Extract all lines that hold the string "活跃合约".
* BEGIN *
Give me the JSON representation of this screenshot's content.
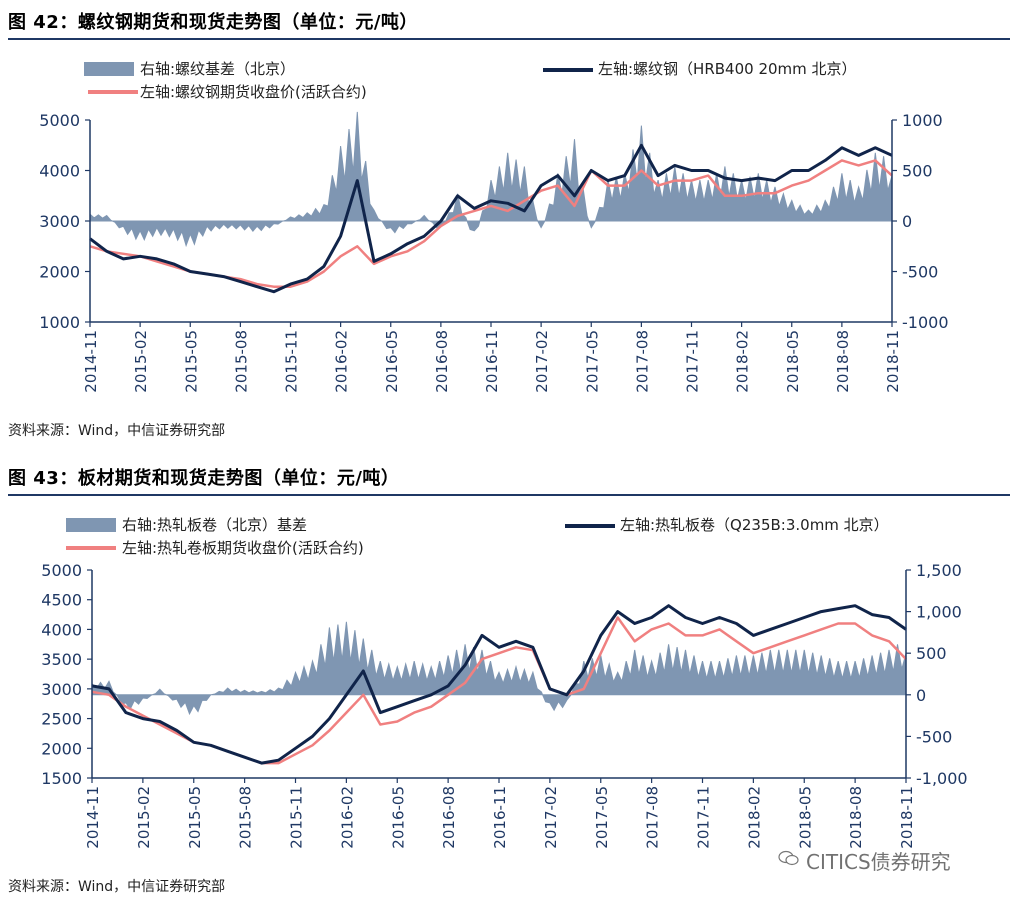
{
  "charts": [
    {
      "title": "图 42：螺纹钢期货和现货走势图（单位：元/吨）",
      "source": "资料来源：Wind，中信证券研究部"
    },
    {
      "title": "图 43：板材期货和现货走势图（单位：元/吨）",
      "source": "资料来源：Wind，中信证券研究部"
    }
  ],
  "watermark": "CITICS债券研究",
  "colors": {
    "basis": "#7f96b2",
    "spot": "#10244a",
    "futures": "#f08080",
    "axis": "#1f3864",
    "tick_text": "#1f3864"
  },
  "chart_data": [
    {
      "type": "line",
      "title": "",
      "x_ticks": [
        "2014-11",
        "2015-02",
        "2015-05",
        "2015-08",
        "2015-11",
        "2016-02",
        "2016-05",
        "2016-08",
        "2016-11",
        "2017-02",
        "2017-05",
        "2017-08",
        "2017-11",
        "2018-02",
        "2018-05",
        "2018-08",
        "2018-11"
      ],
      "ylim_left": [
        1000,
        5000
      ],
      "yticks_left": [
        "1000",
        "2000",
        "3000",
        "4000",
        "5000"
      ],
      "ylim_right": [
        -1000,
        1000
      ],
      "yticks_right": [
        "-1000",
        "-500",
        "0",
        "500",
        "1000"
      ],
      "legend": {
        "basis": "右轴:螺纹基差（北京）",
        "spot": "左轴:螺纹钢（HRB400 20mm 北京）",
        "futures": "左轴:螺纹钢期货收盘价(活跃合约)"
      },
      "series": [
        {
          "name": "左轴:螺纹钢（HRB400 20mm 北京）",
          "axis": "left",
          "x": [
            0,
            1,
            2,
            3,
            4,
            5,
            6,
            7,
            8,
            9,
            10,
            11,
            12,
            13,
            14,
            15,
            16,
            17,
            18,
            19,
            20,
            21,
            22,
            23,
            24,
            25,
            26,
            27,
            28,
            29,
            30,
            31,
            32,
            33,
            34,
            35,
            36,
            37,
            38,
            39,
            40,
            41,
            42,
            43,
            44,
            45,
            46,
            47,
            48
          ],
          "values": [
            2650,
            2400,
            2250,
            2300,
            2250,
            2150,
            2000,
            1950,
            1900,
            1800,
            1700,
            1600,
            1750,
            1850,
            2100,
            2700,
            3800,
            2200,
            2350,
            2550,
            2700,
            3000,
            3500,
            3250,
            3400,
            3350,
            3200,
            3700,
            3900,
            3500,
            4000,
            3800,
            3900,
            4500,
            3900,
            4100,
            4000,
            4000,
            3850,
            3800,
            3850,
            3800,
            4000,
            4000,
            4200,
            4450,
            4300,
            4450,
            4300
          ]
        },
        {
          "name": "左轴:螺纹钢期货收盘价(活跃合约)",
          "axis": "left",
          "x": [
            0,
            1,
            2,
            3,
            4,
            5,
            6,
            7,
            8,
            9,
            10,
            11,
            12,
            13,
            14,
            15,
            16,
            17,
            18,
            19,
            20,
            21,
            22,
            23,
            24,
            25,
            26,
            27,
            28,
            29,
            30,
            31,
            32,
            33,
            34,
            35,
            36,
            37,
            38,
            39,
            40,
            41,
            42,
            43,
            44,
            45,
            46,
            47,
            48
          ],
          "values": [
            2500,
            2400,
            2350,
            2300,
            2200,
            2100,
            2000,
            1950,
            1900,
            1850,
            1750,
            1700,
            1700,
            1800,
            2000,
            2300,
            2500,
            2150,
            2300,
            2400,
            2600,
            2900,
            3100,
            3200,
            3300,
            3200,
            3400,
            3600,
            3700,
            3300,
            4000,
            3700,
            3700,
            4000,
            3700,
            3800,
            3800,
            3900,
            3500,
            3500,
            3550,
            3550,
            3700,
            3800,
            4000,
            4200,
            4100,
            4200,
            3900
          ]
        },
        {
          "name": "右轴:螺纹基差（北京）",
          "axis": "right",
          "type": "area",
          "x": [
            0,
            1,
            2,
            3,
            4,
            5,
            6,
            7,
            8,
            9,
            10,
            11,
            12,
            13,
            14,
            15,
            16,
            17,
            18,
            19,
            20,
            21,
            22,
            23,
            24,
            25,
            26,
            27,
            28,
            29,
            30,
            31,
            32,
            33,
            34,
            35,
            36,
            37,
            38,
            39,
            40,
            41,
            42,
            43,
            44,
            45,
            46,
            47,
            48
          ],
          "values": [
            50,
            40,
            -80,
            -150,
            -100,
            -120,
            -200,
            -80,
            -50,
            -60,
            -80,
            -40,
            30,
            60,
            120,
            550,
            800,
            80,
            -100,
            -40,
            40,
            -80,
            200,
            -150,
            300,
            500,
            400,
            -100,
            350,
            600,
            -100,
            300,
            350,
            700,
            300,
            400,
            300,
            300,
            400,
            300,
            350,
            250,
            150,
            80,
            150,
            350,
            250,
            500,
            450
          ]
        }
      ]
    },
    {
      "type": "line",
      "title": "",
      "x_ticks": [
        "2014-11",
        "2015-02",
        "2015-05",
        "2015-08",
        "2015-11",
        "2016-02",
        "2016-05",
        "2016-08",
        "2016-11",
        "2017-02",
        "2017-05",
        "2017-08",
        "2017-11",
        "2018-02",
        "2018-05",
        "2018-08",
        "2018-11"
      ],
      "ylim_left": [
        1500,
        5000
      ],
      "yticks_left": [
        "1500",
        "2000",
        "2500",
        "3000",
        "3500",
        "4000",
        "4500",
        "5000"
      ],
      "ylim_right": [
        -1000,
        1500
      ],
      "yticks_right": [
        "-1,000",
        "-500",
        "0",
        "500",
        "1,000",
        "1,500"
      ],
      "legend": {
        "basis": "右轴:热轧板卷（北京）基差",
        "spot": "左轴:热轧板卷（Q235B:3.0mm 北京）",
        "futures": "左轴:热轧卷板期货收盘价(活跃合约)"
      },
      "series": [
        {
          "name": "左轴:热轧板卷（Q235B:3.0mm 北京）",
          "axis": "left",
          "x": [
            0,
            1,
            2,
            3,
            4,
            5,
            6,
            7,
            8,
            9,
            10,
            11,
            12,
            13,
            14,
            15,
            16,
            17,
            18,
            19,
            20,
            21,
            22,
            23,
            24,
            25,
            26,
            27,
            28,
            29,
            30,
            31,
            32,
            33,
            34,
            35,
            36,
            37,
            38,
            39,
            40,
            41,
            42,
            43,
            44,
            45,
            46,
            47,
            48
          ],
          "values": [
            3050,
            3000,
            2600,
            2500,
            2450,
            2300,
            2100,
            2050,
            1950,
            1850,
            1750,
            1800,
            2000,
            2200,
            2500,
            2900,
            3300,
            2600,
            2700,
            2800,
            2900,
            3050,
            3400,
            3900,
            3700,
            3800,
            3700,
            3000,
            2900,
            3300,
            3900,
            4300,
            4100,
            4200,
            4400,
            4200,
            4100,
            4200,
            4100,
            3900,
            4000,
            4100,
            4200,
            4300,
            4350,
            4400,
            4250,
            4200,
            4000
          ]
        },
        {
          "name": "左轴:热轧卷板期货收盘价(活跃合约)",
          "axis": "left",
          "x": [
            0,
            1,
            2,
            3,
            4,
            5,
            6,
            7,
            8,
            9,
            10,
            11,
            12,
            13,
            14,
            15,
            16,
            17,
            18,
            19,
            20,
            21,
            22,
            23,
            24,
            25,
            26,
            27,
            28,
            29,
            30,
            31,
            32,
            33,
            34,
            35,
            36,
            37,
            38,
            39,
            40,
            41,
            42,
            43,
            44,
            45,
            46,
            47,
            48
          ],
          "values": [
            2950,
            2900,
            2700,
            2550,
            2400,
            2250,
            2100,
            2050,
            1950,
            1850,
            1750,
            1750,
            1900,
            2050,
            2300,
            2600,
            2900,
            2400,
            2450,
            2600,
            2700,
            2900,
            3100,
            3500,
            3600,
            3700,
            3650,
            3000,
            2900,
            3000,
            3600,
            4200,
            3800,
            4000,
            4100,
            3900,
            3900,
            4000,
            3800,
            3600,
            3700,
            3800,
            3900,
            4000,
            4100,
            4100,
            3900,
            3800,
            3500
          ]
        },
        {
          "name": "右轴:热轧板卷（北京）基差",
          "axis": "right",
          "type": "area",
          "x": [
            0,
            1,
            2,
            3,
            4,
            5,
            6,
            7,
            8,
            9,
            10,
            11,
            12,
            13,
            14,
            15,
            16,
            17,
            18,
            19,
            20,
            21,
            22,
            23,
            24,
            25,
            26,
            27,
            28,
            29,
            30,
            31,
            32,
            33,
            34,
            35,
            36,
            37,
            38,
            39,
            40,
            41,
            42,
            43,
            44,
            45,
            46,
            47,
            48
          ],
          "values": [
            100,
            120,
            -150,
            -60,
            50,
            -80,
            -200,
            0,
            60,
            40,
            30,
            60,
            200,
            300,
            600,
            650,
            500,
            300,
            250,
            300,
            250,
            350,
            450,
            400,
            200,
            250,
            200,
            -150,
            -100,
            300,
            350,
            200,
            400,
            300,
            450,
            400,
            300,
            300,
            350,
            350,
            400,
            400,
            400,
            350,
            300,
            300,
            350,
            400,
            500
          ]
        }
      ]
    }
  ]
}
* END *
* BEGIN *
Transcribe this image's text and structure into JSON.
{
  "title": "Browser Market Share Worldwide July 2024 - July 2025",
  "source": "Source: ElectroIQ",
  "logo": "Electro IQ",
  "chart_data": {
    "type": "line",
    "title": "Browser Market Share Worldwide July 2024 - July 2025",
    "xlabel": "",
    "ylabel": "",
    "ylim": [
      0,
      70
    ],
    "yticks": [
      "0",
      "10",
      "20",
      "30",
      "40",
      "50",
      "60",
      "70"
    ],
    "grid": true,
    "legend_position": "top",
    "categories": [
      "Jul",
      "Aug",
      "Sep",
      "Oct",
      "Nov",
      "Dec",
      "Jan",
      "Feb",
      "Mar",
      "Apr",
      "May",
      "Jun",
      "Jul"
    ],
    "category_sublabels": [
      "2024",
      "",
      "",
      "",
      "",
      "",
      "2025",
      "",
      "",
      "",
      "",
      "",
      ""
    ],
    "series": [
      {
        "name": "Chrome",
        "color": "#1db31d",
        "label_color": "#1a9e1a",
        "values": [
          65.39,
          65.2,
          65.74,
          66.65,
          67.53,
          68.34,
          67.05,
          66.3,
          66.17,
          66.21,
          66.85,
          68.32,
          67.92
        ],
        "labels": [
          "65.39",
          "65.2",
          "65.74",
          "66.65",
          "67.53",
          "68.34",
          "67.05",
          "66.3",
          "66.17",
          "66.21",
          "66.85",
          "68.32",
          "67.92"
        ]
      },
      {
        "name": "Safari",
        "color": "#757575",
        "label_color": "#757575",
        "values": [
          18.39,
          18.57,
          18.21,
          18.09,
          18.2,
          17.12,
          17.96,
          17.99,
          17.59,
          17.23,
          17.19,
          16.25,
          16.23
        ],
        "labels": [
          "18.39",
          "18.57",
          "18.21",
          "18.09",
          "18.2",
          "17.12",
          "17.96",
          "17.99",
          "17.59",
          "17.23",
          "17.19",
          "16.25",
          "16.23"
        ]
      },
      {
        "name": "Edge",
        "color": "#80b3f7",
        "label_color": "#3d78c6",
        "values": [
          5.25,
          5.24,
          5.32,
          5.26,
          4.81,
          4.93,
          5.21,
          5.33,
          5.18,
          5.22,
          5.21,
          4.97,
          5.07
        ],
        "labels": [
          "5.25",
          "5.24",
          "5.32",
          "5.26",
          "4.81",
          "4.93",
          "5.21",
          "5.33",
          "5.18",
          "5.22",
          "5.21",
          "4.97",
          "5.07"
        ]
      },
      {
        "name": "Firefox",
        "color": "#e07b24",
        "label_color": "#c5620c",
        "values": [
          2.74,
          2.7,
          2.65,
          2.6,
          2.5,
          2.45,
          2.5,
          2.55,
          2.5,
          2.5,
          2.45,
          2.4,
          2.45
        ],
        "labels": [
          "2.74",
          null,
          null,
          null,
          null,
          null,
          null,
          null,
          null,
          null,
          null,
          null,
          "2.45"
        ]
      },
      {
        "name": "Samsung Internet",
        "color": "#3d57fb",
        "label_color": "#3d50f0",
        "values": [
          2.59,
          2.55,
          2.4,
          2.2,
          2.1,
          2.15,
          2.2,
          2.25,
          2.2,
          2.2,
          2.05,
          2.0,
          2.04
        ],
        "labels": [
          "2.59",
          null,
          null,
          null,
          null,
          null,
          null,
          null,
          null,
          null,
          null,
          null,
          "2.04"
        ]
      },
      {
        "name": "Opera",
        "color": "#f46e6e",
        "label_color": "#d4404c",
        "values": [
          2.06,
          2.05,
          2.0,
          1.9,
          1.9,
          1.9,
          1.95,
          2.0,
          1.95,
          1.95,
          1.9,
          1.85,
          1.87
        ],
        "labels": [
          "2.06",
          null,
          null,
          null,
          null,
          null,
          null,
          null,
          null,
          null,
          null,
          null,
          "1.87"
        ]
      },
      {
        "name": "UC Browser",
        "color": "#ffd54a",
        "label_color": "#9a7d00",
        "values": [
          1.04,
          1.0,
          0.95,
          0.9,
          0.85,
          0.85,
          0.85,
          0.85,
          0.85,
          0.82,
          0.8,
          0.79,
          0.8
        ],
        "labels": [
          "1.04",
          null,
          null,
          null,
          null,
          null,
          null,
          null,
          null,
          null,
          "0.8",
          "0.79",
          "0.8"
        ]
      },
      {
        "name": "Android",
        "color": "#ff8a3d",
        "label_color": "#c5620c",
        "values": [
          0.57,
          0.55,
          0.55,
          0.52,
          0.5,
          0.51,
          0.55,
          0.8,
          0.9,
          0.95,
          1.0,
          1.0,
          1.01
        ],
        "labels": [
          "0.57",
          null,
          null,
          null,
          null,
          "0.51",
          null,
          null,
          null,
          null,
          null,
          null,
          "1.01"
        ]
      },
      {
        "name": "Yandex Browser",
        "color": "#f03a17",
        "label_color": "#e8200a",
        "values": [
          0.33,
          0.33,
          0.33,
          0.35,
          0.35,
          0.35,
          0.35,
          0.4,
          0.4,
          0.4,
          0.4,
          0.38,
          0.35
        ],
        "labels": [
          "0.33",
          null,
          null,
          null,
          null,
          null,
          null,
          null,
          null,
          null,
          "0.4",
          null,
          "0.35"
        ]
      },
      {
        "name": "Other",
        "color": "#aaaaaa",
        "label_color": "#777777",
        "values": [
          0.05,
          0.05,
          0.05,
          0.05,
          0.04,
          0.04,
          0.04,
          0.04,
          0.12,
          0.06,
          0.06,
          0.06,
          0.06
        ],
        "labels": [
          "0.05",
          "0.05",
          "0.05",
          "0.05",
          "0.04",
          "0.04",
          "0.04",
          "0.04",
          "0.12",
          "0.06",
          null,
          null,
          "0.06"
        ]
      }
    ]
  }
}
* END *
■ **Solution for this exercise**:
        "futures": "左轴:螺纹钢期货收盘价(活跃合约)"
          "name": "左轴:螺纹钢期货收盘价(活跃合约)",
        "futures": "左轴:热轧卷板期货收盘价(活跃合约)"
          "name": "左轴:热轧卷板期货收盘价(活跃合约)",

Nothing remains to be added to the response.